>>>>>
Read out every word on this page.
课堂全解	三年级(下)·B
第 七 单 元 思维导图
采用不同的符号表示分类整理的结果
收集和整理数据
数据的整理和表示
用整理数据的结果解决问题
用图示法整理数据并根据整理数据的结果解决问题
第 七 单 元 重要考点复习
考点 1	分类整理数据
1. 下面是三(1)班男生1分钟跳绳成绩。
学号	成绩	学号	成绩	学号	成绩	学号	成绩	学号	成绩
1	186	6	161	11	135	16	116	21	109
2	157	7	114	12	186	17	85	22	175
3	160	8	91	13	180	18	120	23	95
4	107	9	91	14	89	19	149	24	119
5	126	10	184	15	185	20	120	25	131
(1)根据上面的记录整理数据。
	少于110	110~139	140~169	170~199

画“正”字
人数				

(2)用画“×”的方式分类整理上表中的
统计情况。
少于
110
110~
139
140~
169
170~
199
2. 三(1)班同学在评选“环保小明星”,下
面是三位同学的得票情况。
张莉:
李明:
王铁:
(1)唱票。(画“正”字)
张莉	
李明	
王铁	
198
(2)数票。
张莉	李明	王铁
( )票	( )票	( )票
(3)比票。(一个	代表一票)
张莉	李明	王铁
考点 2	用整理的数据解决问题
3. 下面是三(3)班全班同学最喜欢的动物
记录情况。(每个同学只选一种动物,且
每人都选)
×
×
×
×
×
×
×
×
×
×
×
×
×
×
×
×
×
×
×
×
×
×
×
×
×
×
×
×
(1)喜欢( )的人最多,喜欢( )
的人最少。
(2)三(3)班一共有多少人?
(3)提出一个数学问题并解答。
<<<<<
■ **Written task**
Print the material once more, exactly.

■ **Final result**
Read out every word on this page.
课堂全解	三年级(下)·B
第 七 单 元 思维导图
采用不同的符号表示分类整理的结果
收集和整理数据
数据的整理和表示
用整理数据的结果解决问题
用图示法整理数据并根据整理数据的结果解决问题
第 七 单 元 重要考点复习
考点 1	分类整理数据
1. 下面是三(1)班男生1分钟跳绳成绩。
学号	成绩	学号	成绩	学号	成绩	学号	成绩	学号	成绩
1	186	6	161	11	135	16	116	21	109
2	157	7	114	12	186	17	85	22	175
3	160	8	91	13	180	18	120	23	95
4	107	9	91	14	89	19	149	24	119
5	126	10	184	15	185	20	120	25	131
(1)根据上面的记录整理数据。
	少于110	110~139	140~169	170~199

画“正”字
人数				

(2)用画“×”的方式分类整理上表中的
统计情况。
少于
110
110~
139
140~
169
170~
199
2. 三(1)班同学在评选“环保小明星”,下
面是三位同学的得票情况。
张莉:
李明:
王铁:
(1)唱票。(画“正”字)
张莉	
李明	
王铁	
198
(2)数票。
张莉	李明	王铁
( )票	( )票	( )票
(3)比票。(一个	代表一票)
张莉	李明	王铁
考点 2	用整理的数据解决问题
3. 下面是三(3)班全班同学最喜欢的动物
记录情况。(每个同学只选一种动物,且
每人都选)
×
×
×
×
×
×
×
×
×
×
×
×
×
×
×
×
×
×
×
×
×
×
×
×
×
×
×
×
(1)喜欢( )的人最多,喜欢( )
的人最少。
(2)三(3)班一共有多少人?
(3)提出一个数学问题并解答。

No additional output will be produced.